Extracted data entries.

※

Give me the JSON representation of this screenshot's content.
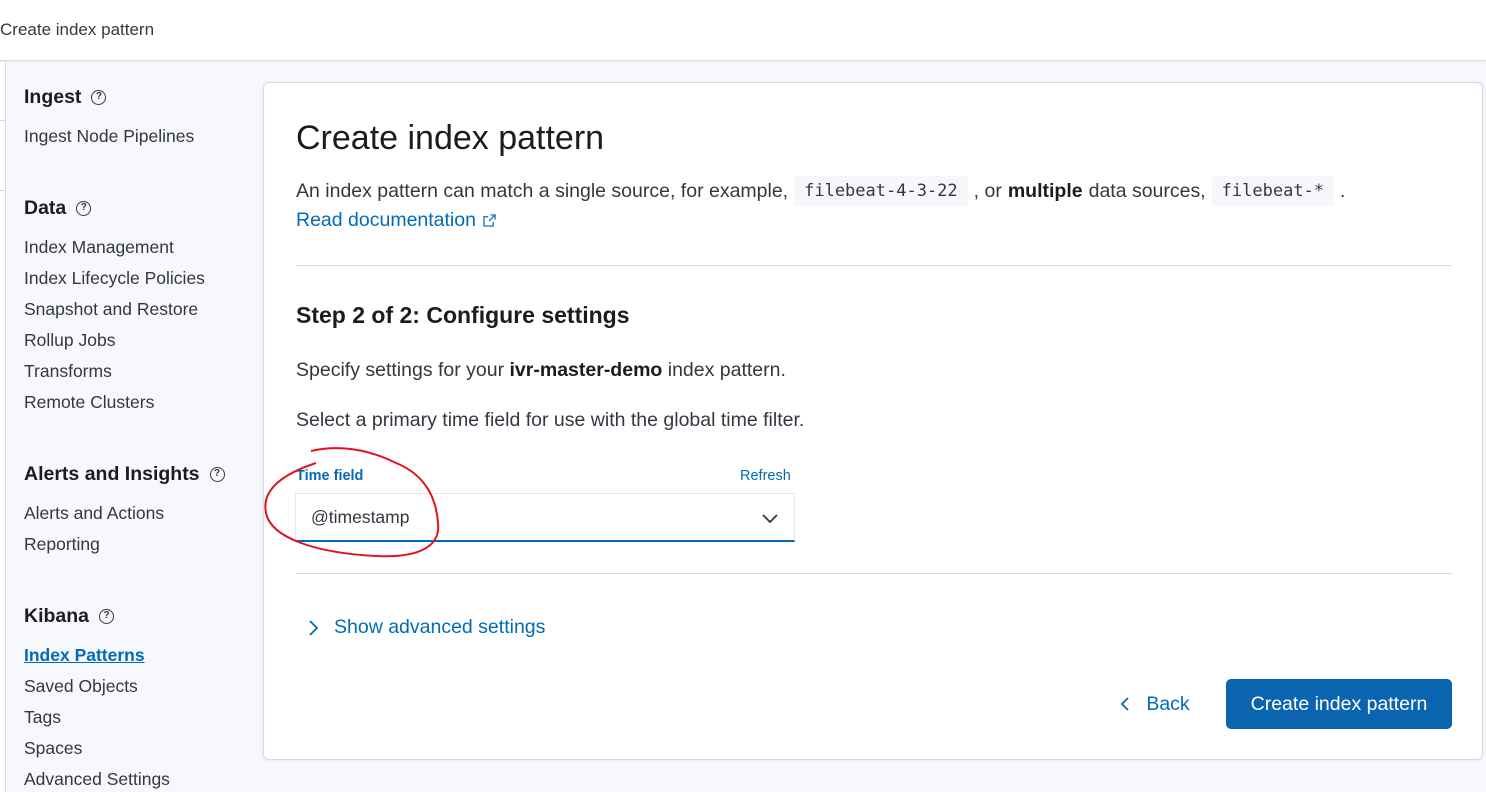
{
  "header": {
    "breadcrumb": "Create index pattern"
  },
  "sidebar": {
    "sections": [
      {
        "title": "Ingest",
        "items": [
          "Ingest Node Pipelines"
        ]
      },
      {
        "title": "Data",
        "items": [
          "Index Management",
          "Index Lifecycle Policies",
          "Snapshot and Restore",
          "Rollup Jobs",
          "Transforms",
          "Remote Clusters"
        ]
      },
      {
        "title": "Alerts and Insights",
        "items": [
          "Alerts and Actions",
          "Reporting"
        ]
      },
      {
        "title": "Kibana",
        "items": [
          "Index Patterns",
          "Saved Objects",
          "Tags",
          "Spaces",
          "Advanced Settings"
        ]
      }
    ],
    "active_item": "Index Patterns",
    "help_glyph": "?"
  },
  "main": {
    "title": "Create index pattern",
    "description": {
      "part1": "An index pattern can match a single source, for example,",
      "code1": "filebeat-4-3-22",
      "part2": ", or",
      "bold": "multiple",
      "part3": "data sources,",
      "code2": "filebeat-*",
      "part4": "."
    },
    "doc_link": "Read documentation",
    "step_title": "Step 2 of 2: Configure settings",
    "specify": {
      "prefix": "Specify settings for your",
      "index_name": "ivr-master-demo",
      "suffix": "index pattern."
    },
    "select_text": "Select a primary time field for use with the global time filter.",
    "time_field": {
      "label": "Time field",
      "refresh": "Refresh",
      "value": "@timestamp"
    },
    "advanced_toggle": "Show advanced settings",
    "back_label": "Back",
    "create_label": "Create index pattern"
  },
  "colors": {
    "link": "#006bb8",
    "primary_button": "#0b64b0",
    "annotation": "#e0141e"
  },
  "icons": [
    "help-icon",
    "external-link-icon",
    "chevron-down-icon",
    "chevron-right-icon",
    "chevron-left-icon"
  ]
}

※

PROMPT.
Leave out the pictures and transcribe the entries above exactly.

ANSWER FOR THIS EXERCISE.
Give me the JSON representation of this screenshot's content.
{
  "header": {
    "breadcrumb": "Create index pattern"
  },
  "sidebar": {
    "sections": [
      {
        "title": "Ingest",
        "items": [
          "Ingest Node Pipelines"
        ]
      },
      {
        "title": "Data",
        "items": [
          "Index Management",
          "Index Lifecycle Policies",
          "Snapshot and Restore",
          "Rollup Jobs",
          "Transforms",
          "Remote Clusters"
        ]
      },
      {
        "title": "Alerts and Insights",
        "items": [
          "Alerts and Actions",
          "Reporting"
        ]
      },
      {
        "title": "Kibana",
        "items": [
          "Index Patterns",
          "Saved Objects",
          "Tags",
          "Spaces",
          "Advanced Settings"
        ]
      }
    ],
    "active_item": "Index Patterns",
    "help_glyph": "?"
  },
  "main": {
    "title": "Create index pattern",
    "description": {
      "part1": "An index pattern can match a single source, for example,",
      "code1": "filebeat-4-3-22",
      "part2": ", or",
      "bold": "multiple",
      "part3": "data sources,",
      "code2": "filebeat-*",
      "part4": "."
    },
    "doc_link": "Read documentation",
    "step_title": "Step 2 of 2: Configure settings",
    "specify": {
      "prefix": "Specify settings for your",
      "index_name": "ivr-master-demo",
      "suffix": "index pattern."
    },
    "select_text": "Select a primary time field for use with the global time filter.",
    "time_field": {
      "label": "Time field",
      "refresh": "Refresh",
      "value": "@timestamp"
    },
    "advanced_toggle": "Show advanced settings",
    "back_label": "Back",
    "create_label": "Create index pattern"
  },
  "colors": {
    "link": "#006bb8",
    "primary_button": "#0b64b0",
    "annotation": "#e0141e"
  },
  "icons": [
    "help-icon",
    "external-link-icon",
    "chevron-down-icon",
    "chevron-right-icon",
    "chevron-left-icon"
  ]
}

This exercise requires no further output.